• Exercise task:
Print the records again, character for character.

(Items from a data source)

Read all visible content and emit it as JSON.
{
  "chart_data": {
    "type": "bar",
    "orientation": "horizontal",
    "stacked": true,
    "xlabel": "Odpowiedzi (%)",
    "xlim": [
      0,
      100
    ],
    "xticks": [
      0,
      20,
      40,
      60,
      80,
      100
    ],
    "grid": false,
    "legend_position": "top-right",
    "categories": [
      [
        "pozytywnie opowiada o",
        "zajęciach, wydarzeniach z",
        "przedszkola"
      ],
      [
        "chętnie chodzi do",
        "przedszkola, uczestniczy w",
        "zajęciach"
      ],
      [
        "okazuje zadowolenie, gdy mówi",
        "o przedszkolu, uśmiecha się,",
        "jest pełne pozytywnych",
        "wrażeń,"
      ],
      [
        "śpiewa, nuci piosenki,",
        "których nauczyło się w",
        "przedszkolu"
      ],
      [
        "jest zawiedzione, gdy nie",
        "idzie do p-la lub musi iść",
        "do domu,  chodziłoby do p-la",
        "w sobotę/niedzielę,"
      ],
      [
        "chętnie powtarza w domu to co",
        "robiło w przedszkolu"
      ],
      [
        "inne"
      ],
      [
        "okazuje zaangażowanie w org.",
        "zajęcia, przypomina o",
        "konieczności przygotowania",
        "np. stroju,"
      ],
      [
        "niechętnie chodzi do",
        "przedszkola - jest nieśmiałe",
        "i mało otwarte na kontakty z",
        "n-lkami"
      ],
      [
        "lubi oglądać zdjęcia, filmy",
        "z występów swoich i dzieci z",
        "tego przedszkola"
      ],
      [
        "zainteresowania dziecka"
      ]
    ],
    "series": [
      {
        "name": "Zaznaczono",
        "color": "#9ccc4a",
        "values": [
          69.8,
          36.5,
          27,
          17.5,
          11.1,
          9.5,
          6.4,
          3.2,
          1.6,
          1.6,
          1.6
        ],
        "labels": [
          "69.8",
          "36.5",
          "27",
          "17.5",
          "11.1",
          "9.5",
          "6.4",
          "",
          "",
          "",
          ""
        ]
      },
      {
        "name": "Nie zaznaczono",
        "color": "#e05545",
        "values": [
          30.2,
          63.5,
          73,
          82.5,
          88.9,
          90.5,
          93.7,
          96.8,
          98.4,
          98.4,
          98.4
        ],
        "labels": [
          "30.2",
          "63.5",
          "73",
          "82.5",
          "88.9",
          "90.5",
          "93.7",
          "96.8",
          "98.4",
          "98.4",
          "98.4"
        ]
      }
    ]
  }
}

• Solution to this task:
Read all visible content and emit it as JSON.
{
  "chart_data": {
    "type": "bar",
    "orientation": "horizontal",
    "stacked": true,
    "xlabel": "Odpowiedzi (%)",
    "xlim": [
      0,
      100
    ],
    "xticks": [
      0,
      20,
      40,
      60,
      80,
      100
    ],
    "grid": false,
    "legend_position": "top-right",
    "categories": [
      [
        "pozytywnie opowiada o",
        "zajęciach, wydarzeniach z",
        "przedszkola"
      ],
      [
        "chętnie chodzi do",
        "przedszkola, uczestniczy w",
        "zajęciach"
      ],
      [
        "okazuje zadowolenie, gdy mówi",
        "o przedszkolu, uśmiecha się,",
        "jest pełne pozytywnych",
        "wrażeń,"
      ],
      [
        "śpiewa, nuci piosenki,",
        "których nauczyło się w",
        "przedszkolu"
      ],
      [
        "jest zawiedzione, gdy nie",
        "idzie do p-la lub musi iść",
        "do domu,  chodziłoby do p-la",
        "w sobotę/niedzielę,"
      ],
      [
        "chętnie powtarza w domu to co",
        "robiło w przedszkolu"
      ],
      [
        "inne"
      ],
      [
        "okazuje zaangażowanie w org.",
        "zajęcia, przypomina o",
        "konieczności przygotowania",
        "np. stroju,"
      ],
      [
        "niechętnie chodzi do",
        "przedszkola - jest nieśmiałe",
        "i mało otwarte na kontakty z",
        "n-lkami"
      ],
      [
        "lubi oglądać zdjęcia, filmy",
        "z występów swoich i dzieci z",
        "tego przedszkola"
      ],
      [
        "zainteresowania dziecka"
      ]
    ],
    "series": [
      {
        "name": "Zaznaczono",
        "color": "#9ccc4a",
        "values": [
          69.8,
          36.5,
          27,
          17.5,
          11.1,
          9.5,
          6.4,
          3.2,
          1.6,
          1.6,
          1.6
        ],
        "labels": [
          "69.8",
          "36.5",
          "27",
          "17.5",
          "11.1",
          "9.5",
          "6.4",
          "",
          "",
          "",
          ""
        ]
      },
      {
        "name": "Nie zaznaczono",
        "color": "#e05545",
        "values": [
          30.2,
          63.5,
          73,
          82.5,
          88.9,
          90.5,
          93.7,
          96.8,
          98.4,
          98.4,
          98.4
        ],
        "labels": [
          "30.2",
          "63.5",
          "73",
          "82.5",
          "88.9",
          "90.5",
          "93.7",
          "96.8",
          "98.4",
          "98.4",
          "98.4"
        ]
      }
    ]
  }
}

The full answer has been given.